--- Items ---
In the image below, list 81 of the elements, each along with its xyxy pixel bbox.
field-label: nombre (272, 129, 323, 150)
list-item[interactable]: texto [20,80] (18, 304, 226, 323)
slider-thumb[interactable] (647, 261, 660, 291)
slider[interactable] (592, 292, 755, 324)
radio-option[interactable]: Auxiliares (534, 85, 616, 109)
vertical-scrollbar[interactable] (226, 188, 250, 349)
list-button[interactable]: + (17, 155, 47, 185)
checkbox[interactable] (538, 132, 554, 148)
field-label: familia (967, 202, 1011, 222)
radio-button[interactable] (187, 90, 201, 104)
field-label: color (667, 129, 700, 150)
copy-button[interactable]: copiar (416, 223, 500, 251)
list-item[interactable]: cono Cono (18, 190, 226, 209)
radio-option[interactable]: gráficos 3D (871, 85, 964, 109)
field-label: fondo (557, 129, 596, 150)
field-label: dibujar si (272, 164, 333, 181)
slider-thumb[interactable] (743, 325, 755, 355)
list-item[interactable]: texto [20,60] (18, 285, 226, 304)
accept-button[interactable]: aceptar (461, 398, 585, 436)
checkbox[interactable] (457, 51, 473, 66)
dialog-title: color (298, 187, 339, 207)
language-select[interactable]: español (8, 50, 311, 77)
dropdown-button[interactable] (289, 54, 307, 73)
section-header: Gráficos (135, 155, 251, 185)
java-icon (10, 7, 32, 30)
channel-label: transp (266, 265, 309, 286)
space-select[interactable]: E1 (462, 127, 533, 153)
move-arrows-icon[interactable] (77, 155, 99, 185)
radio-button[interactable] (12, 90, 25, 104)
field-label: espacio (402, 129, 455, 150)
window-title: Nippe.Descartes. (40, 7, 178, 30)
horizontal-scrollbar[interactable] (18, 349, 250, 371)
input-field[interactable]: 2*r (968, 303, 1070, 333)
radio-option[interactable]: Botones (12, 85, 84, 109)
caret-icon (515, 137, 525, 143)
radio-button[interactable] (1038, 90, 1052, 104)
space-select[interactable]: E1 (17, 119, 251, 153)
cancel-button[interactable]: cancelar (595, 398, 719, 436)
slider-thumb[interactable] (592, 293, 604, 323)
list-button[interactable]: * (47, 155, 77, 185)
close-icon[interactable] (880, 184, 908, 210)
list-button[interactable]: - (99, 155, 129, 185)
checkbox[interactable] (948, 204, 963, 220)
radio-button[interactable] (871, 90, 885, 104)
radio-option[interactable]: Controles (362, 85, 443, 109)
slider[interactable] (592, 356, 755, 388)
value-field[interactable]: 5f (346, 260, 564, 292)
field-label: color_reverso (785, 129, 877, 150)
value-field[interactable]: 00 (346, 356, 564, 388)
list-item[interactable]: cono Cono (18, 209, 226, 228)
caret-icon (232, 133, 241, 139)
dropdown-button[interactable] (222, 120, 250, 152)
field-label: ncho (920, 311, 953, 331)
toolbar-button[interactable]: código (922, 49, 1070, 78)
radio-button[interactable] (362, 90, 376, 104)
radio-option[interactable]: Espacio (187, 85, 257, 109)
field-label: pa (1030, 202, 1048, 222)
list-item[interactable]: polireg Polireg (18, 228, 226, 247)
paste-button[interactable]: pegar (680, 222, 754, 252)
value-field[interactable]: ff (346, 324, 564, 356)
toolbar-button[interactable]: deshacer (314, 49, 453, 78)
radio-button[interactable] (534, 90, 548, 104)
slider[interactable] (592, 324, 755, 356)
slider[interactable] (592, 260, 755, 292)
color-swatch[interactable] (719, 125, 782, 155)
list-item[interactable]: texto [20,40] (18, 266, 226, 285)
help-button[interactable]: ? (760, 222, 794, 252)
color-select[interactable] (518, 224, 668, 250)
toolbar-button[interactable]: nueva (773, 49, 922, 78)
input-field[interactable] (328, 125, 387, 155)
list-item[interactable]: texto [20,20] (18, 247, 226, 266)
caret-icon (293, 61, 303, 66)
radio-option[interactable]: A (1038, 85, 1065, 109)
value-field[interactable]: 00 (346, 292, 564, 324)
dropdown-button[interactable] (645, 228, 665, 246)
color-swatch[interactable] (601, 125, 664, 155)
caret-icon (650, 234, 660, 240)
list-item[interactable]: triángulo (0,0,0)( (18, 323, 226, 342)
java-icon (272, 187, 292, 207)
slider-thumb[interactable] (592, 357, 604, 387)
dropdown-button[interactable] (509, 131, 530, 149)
---
Directions
Quote every item above word for word, keeping the original wording and order.

Task solution
In the image below, list 81 of the elements, each along with its xyxy pixel bbox.
field-label: nombre (272, 129, 323, 150)
list-item[interactable]: texto [20,80] (18, 304, 226, 323)
slider-thumb[interactable] (647, 261, 660, 291)
slider[interactable] (592, 292, 755, 324)
radio-option[interactable]: Auxiliares (534, 85, 616, 109)
vertical-scrollbar[interactable] (226, 188, 250, 349)
list-button[interactable]: + (17, 155, 47, 185)
checkbox[interactable] (538, 132, 554, 148)
field-label: familia (967, 202, 1011, 222)
radio-button[interactable] (187, 90, 201, 104)
field-label: color (667, 129, 700, 150)
copy-button[interactable]: copiar (416, 223, 500, 251)
list-item[interactable]: cono Cono (18, 190, 226, 209)
radio-option[interactable]: gráficos 3D (871, 85, 964, 109)
field-label: fondo (557, 129, 596, 150)
field-label: dibujar si (272, 164, 333, 181)
slider-thumb[interactable] (743, 325, 755, 355)
list-item[interactable]: texto [20,60] (18, 285, 226, 304)
accept-button[interactable]: aceptar (461, 398, 585, 436)
checkbox[interactable] (457, 51, 473, 66)
dialog-title: color (298, 187, 339, 207)
language-select[interactable]: español (8, 50, 311, 77)
dropdown-button[interactable] (289, 54, 307, 73)
section-header: Gráficos (135, 155, 251, 185)
java-icon (10, 7, 32, 30)
channel-label: transp (266, 265, 309, 286)
space-select[interactable]: E1 (462, 127, 533, 153)
move-arrows-icon[interactable] (77, 155, 99, 185)
radio-button[interactable] (12, 90, 25, 104)
field-label: espacio (402, 129, 455, 150)
window-title: Nippe.Descartes. (40, 7, 178, 30)
horizontal-scrollbar[interactable] (18, 349, 250, 371)
input-field[interactable]: 2*r (968, 303, 1070, 333)
radio-option[interactable]: Botones (12, 85, 84, 109)
caret-icon (515, 137, 525, 143)
radio-button[interactable] (1038, 90, 1052, 104)
space-select[interactable]: E1 (17, 119, 251, 153)
cancel-button[interactable]: cancelar (595, 398, 719, 436)
slider-thumb[interactable] (592, 293, 604, 323)
list-button[interactable]: * (47, 155, 77, 185)
close-icon[interactable] (880, 184, 908, 210)
list-button[interactable]: - (99, 155, 129, 185)
checkbox[interactable] (948, 204, 963, 220)
radio-button[interactable] (871, 90, 885, 104)
radio-option[interactable]: Controles (362, 85, 443, 109)
slider[interactable] (592, 356, 755, 388)
value-field[interactable]: 5f (346, 260, 564, 292)
field-label: color_reverso (785, 129, 877, 150)
value-field[interactable]: 00 (346, 356, 564, 388)
list-item[interactable]: cono Cono (18, 209, 226, 228)
caret-icon (232, 133, 241, 139)
dropdown-button[interactable] (222, 120, 250, 152)
field-label: ncho (920, 311, 953, 331)
toolbar-button[interactable]: código (922, 49, 1070, 78)
radio-button[interactable] (362, 90, 376, 104)
radio-option[interactable]: Espacio (187, 85, 257, 109)
field-label: pa (1030, 202, 1048, 222)
list-item[interactable]: polireg Polireg (18, 228, 226, 247)
paste-button[interactable]: pegar (680, 222, 754, 252)
value-field[interactable]: ff (346, 324, 564, 356)
toolbar-button[interactable]: deshacer (314, 49, 453, 78)
radio-button[interactable] (534, 90, 548, 104)
slider[interactable] (592, 324, 755, 356)
slider[interactable] (592, 260, 755, 292)
color-swatch[interactable] (719, 125, 782, 155)
list-item[interactable]: texto [20,40] (18, 266, 226, 285)
help-button[interactable]: ? (760, 222, 794, 252)
color-select[interactable] (518, 224, 668, 250)
toolbar-button[interactable]: nueva (773, 49, 922, 78)
input-field[interactable] (328, 125, 387, 155)
list-item[interactable]: texto [20,20] (18, 247, 226, 266)
caret-icon (293, 61, 303, 66)
radio-option[interactable]: A (1038, 85, 1065, 109)
value-field[interactable]: 00 (346, 292, 564, 324)
dropdown-button[interactable] (645, 228, 665, 246)
color-swatch[interactable] (601, 125, 664, 155)
caret-icon (650, 234, 660, 240)
list-item[interactable]: triángulo (0,0,0)( (18, 323, 226, 342)
java-icon (272, 187, 292, 207)
slider-thumb[interactable] (592, 357, 604, 387)
dropdown-button[interactable] (509, 131, 530, 149)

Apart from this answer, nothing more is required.